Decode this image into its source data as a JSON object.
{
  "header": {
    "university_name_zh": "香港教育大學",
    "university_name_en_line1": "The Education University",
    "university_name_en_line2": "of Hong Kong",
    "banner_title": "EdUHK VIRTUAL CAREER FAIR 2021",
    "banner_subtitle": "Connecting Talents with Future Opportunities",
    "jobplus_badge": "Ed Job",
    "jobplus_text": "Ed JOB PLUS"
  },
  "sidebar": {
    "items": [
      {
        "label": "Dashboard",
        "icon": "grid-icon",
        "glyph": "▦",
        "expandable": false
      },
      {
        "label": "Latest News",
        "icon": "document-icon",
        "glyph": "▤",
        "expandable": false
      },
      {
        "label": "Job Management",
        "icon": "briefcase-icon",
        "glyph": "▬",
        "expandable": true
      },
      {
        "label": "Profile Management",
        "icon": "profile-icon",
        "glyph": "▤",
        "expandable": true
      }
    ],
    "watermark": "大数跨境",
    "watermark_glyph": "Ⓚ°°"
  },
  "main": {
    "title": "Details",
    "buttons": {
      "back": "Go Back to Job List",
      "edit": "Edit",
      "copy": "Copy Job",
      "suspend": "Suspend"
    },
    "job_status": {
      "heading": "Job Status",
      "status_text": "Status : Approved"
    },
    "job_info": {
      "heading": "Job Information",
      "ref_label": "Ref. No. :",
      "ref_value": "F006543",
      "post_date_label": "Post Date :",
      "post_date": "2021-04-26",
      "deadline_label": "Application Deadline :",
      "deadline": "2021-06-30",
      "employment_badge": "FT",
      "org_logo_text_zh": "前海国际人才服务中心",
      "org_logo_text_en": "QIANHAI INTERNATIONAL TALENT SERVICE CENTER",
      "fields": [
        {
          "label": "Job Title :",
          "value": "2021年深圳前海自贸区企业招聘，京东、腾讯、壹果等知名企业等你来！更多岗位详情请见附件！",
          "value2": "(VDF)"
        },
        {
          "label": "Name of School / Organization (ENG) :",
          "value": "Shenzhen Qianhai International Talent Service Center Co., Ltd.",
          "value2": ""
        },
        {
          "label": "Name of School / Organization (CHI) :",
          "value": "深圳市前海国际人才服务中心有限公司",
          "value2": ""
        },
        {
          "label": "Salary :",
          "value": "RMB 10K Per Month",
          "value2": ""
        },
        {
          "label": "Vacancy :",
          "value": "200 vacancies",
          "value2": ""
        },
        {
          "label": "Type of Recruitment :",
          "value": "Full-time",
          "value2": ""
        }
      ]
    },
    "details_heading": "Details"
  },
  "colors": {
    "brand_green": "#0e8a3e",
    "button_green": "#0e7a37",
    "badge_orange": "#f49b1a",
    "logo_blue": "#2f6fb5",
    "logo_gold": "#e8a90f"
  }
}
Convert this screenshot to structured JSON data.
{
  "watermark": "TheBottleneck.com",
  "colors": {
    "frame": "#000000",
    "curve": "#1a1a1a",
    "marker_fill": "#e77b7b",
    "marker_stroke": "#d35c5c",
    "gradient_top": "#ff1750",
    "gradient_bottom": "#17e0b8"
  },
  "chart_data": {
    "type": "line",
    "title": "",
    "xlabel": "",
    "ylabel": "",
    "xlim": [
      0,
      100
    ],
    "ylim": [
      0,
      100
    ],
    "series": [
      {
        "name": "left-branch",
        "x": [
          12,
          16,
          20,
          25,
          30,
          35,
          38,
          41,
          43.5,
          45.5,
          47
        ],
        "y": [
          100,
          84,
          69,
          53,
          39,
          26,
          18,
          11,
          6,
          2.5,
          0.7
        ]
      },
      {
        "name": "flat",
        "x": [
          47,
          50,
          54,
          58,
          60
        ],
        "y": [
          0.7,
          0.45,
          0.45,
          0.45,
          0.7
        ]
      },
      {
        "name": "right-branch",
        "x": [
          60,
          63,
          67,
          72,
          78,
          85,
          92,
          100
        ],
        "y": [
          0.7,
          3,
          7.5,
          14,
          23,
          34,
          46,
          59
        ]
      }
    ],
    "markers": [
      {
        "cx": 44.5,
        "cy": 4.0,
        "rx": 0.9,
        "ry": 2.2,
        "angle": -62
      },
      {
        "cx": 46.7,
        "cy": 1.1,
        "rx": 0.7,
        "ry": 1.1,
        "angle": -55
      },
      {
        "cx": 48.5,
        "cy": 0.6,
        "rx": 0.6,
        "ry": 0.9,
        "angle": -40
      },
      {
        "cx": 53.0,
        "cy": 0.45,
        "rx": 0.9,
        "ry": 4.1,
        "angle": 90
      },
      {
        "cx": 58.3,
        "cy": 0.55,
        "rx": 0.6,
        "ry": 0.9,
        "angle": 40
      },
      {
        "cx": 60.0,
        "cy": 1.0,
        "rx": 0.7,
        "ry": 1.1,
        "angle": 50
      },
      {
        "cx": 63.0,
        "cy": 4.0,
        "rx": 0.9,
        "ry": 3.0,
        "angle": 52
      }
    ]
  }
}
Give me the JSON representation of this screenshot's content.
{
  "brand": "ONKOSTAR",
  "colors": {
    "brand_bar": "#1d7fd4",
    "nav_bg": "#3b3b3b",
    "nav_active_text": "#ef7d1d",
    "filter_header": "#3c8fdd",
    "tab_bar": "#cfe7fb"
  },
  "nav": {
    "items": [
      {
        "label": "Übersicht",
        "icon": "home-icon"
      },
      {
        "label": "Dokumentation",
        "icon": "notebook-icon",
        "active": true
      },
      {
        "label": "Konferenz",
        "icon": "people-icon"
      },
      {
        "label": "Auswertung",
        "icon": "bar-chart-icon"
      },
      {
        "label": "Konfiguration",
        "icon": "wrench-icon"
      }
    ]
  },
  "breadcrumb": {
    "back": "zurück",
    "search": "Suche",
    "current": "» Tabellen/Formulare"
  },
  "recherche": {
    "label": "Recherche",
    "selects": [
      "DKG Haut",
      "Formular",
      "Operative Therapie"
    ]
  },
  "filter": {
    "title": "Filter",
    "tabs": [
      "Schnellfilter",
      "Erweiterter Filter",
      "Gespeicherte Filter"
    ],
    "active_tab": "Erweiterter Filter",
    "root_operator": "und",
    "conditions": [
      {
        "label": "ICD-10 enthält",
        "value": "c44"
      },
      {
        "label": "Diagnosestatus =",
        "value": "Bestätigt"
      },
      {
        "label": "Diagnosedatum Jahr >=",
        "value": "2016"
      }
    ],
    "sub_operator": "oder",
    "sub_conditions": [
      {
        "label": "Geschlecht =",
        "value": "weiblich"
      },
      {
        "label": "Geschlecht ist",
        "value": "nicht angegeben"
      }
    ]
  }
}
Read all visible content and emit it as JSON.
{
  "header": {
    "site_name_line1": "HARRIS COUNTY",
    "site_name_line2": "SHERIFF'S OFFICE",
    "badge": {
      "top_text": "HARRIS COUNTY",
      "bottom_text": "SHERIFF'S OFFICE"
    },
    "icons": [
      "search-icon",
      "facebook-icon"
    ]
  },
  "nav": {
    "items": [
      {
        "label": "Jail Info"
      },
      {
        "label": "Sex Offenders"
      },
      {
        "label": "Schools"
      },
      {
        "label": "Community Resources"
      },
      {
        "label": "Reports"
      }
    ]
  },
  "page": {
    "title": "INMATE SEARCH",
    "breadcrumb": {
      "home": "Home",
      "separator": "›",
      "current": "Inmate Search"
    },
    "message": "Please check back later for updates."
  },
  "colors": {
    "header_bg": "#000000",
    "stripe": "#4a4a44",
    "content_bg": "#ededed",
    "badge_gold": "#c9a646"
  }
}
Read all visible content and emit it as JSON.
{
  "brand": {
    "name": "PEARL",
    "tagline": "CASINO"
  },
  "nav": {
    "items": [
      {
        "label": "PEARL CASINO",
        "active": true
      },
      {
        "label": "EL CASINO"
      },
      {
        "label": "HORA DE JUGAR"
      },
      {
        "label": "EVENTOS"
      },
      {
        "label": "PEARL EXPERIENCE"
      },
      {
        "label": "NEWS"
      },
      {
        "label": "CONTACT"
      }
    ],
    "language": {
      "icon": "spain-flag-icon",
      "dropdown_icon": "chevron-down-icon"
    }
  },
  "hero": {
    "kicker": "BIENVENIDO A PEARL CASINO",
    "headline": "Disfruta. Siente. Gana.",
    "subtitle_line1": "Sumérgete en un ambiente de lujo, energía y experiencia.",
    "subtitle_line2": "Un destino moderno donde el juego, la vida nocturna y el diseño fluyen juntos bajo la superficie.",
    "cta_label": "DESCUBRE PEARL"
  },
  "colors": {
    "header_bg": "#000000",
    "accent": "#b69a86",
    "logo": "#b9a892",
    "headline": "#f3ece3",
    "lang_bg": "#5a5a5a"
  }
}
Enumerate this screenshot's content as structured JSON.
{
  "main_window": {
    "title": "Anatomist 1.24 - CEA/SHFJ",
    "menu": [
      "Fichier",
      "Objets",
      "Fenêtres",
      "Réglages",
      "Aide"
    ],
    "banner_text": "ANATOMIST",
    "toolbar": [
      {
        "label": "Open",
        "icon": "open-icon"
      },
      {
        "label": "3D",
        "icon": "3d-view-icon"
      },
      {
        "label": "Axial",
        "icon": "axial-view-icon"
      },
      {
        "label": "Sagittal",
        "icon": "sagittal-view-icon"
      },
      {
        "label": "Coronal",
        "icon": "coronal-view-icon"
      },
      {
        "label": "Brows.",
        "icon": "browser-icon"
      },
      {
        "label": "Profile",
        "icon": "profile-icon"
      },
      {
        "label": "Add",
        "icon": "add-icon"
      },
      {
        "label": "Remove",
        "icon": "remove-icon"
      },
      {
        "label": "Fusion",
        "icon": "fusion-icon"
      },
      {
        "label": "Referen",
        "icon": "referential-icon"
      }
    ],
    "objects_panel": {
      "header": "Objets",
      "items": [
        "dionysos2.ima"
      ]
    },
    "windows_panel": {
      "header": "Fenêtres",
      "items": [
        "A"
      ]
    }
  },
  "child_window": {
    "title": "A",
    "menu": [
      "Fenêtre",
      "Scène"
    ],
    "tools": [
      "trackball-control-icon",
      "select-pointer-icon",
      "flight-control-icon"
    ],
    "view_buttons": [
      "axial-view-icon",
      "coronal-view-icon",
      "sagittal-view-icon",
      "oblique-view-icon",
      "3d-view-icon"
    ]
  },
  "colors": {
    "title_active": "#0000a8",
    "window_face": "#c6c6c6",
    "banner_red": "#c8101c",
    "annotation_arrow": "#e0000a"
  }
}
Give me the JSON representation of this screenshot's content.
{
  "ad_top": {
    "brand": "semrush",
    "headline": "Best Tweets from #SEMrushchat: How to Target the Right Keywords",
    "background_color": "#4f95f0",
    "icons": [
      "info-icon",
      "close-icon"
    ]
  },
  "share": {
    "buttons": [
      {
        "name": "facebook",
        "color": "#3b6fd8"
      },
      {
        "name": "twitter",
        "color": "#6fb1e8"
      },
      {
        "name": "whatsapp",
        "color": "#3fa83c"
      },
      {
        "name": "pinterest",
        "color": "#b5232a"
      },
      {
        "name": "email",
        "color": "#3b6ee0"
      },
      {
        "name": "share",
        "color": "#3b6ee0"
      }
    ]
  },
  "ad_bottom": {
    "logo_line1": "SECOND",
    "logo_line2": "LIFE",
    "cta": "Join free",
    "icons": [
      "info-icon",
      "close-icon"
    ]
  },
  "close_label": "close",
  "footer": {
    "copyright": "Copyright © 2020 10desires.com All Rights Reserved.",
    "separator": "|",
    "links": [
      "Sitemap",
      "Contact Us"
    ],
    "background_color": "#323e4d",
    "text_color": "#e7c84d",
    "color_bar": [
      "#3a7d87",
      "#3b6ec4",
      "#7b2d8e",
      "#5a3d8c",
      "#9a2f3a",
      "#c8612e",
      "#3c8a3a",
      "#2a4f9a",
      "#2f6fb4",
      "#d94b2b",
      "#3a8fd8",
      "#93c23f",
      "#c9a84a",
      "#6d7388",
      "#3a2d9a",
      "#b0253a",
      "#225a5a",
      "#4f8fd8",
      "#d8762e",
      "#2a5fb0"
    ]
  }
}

◆ ◆ ◆ ◆ ◆ ◆ ◆

**Exercise brief:**
Extract, from the listing above, every line where the string "OFFICE" occurs.

**Written answer:**
    "site_name_line2": "SHERIFF'S OFFICE",
      "bottom_text": "SHERIFF'S OFFICE"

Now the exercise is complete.